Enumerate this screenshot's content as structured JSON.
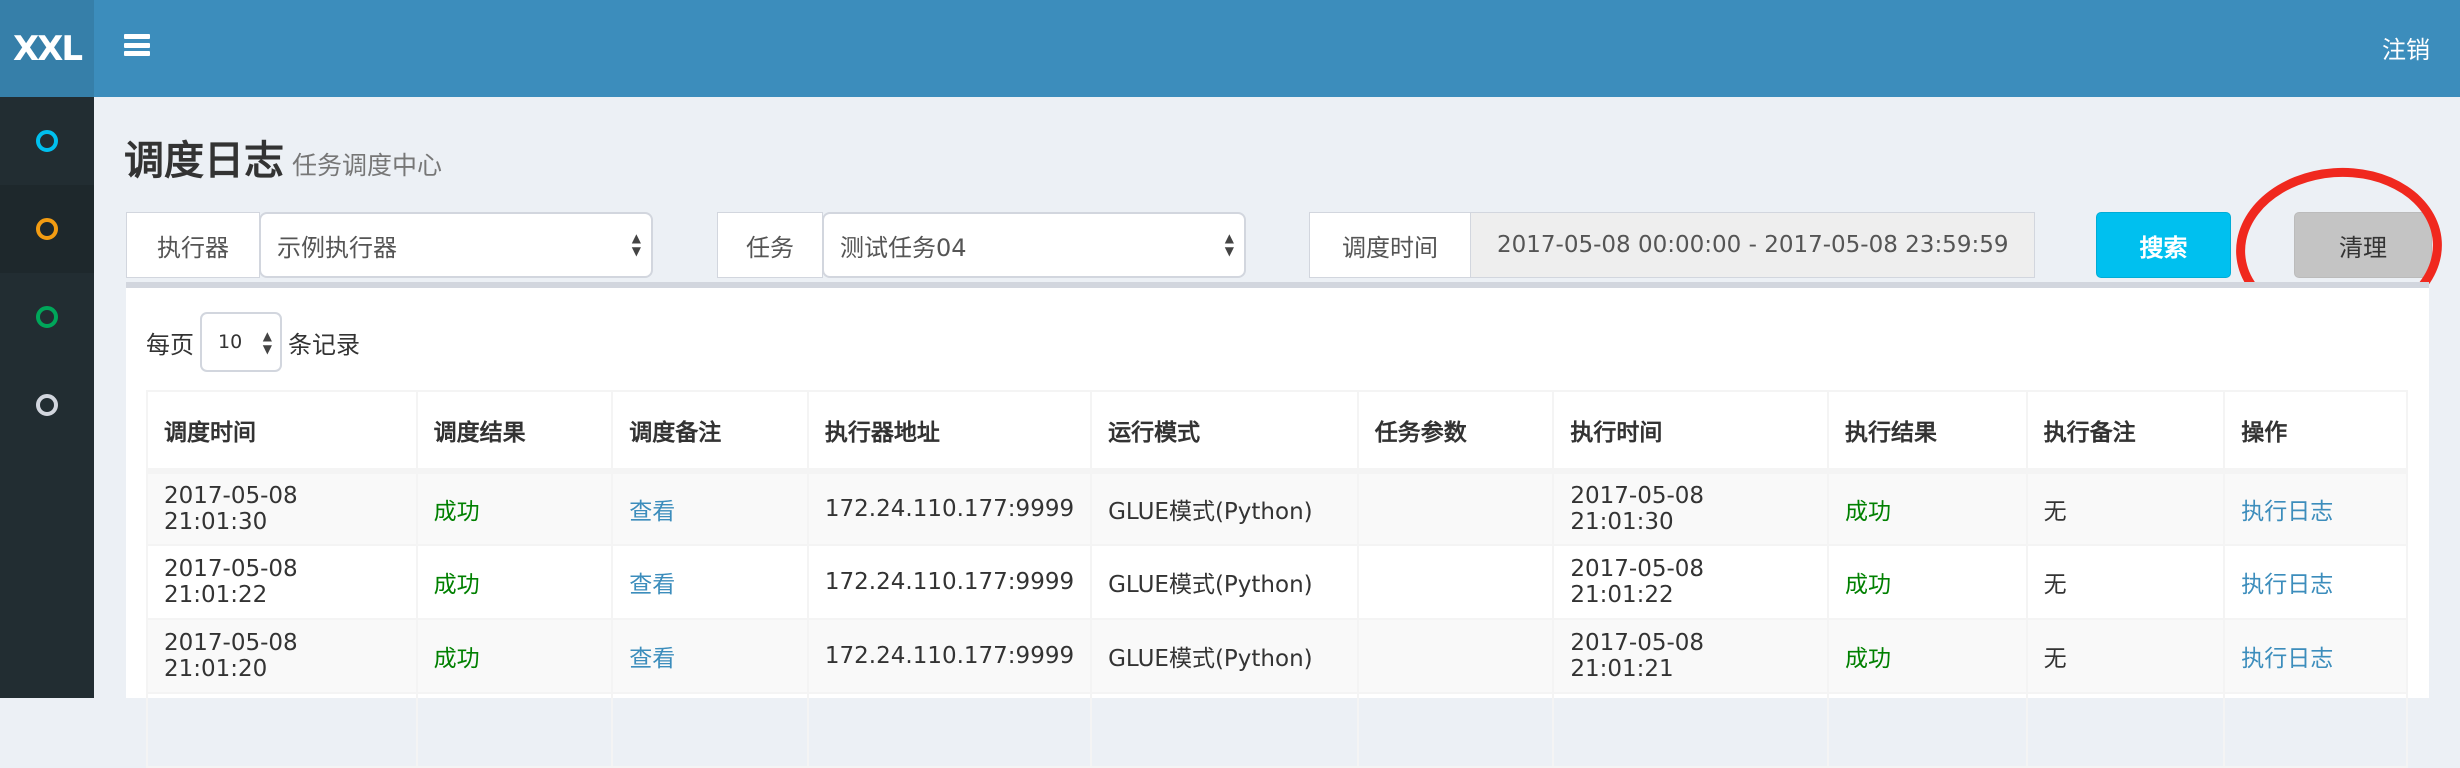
{
  "app": {
    "logo": "XXL",
    "logout": "注销"
  },
  "sidebar": {
    "items": [
      {
        "icon": "circle-icon",
        "color": "#00c0ef"
      },
      {
        "icon": "circle-icon",
        "color": "#f39c12",
        "active": true
      },
      {
        "icon": "circle-icon",
        "color": "#00a65a"
      },
      {
        "icon": "circle-icon",
        "color": "#d2d6de"
      }
    ]
  },
  "page": {
    "title": "调度日志",
    "subtitle": "任务调度中心"
  },
  "filters": {
    "executor_label": "执行器",
    "executor_value": "示例执行器",
    "task_label": "任务",
    "task_value": "测试任务04",
    "time_label": "调度时间",
    "time_value": "2017-05-08 00:00:00 - 2017-05-08 23:59:59",
    "search": "搜索",
    "clean": "清理"
  },
  "length": {
    "prefix": "每页",
    "value": "10",
    "suffix": "条记录"
  },
  "table": {
    "headers": [
      "调度时间",
      "调度结果",
      "调度备注",
      "执行器地址",
      "运行模式",
      "任务参数",
      "执行时间",
      "执行结果",
      "执行备注",
      "操作"
    ],
    "rows": [
      [
        "2017-05-08 21:01:30",
        "成功",
        "查看",
        "172.24.110.177:9999",
        "GLUE模式(Python)",
        "",
        "2017-05-08 21:01:30",
        "成功",
        "无",
        "执行日志"
      ],
      [
        "2017-05-08 21:01:22",
        "成功",
        "查看",
        "172.24.110.177:9999",
        "GLUE模式(Python)",
        "",
        "2017-05-08 21:01:22",
        "成功",
        "无",
        "执行日志"
      ],
      [
        "2017-05-08 21:01:20",
        "成功",
        "查看",
        "172.24.110.177:9999",
        "GLUE模式(Python)",
        "",
        "2017-05-08 21:01:21",
        "成功",
        "无",
        "执行日志"
      ],
      [
        "",
        "",
        "",
        "",
        "",
        "",
        "",
        "",
        "",
        ""
      ]
    ]
  },
  "colors": {
    "header": "#3c8dbc",
    "sidebar": "#222d32",
    "success": "#008000",
    "link": "#3c8dbc",
    "search": "#00c0ef",
    "annotation": "#f0281e"
  }
}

--- --- ---

Task brief: Each record above should come back exactly the same, only without its pictures.

Correct answer:
Enumerate this screenshot's content as structured JSON.
{
  "app": {
    "logo": "XXL",
    "logout": "注销"
  },
  "sidebar": {
    "items": [
      {
        "icon": "circle-icon",
        "color": "#00c0ef"
      },
      {
        "icon": "circle-icon",
        "color": "#f39c12",
        "active": true
      },
      {
        "icon": "circle-icon",
        "color": "#00a65a"
      },
      {
        "icon": "circle-icon",
        "color": "#d2d6de"
      }
    ]
  },
  "page": {
    "title": "调度日志",
    "subtitle": "任务调度中心"
  },
  "filters": {
    "executor_label": "执行器",
    "executor_value": "示例执行器",
    "task_label": "任务",
    "task_value": "测试任务04",
    "time_label": "调度时间",
    "time_value": "2017-05-08 00:00:00 - 2017-05-08 23:59:59",
    "search": "搜索",
    "clean": "清理"
  },
  "length": {
    "prefix": "每页",
    "value": "10",
    "suffix": "条记录"
  },
  "table": {
    "headers": [
      "调度时间",
      "调度结果",
      "调度备注",
      "执行器地址",
      "运行模式",
      "任务参数",
      "执行时间",
      "执行结果",
      "执行备注",
      "操作"
    ],
    "rows": [
      [
        "2017-05-08 21:01:30",
        "成功",
        "查看",
        "172.24.110.177:9999",
        "GLUE模式(Python)",
        "",
        "2017-05-08 21:01:30",
        "成功",
        "无",
        "执行日志"
      ],
      [
        "2017-05-08 21:01:22",
        "成功",
        "查看",
        "172.24.110.177:9999",
        "GLUE模式(Python)",
        "",
        "2017-05-08 21:01:22",
        "成功",
        "无",
        "执行日志"
      ],
      [
        "2017-05-08 21:01:20",
        "成功",
        "查看",
        "172.24.110.177:9999",
        "GLUE模式(Python)",
        "",
        "2017-05-08 21:01:21",
        "成功",
        "无",
        "执行日志"
      ],
      [
        "",
        "",
        "",
        "",
        "",
        "",
        "",
        "",
        "",
        ""
      ]
    ]
  },
  "colors": {
    "header": "#3c8dbc",
    "sidebar": "#222d32",
    "success": "#008000",
    "link": "#3c8dbc",
    "search": "#00c0ef",
    "annotation": "#f0281e"
  }
}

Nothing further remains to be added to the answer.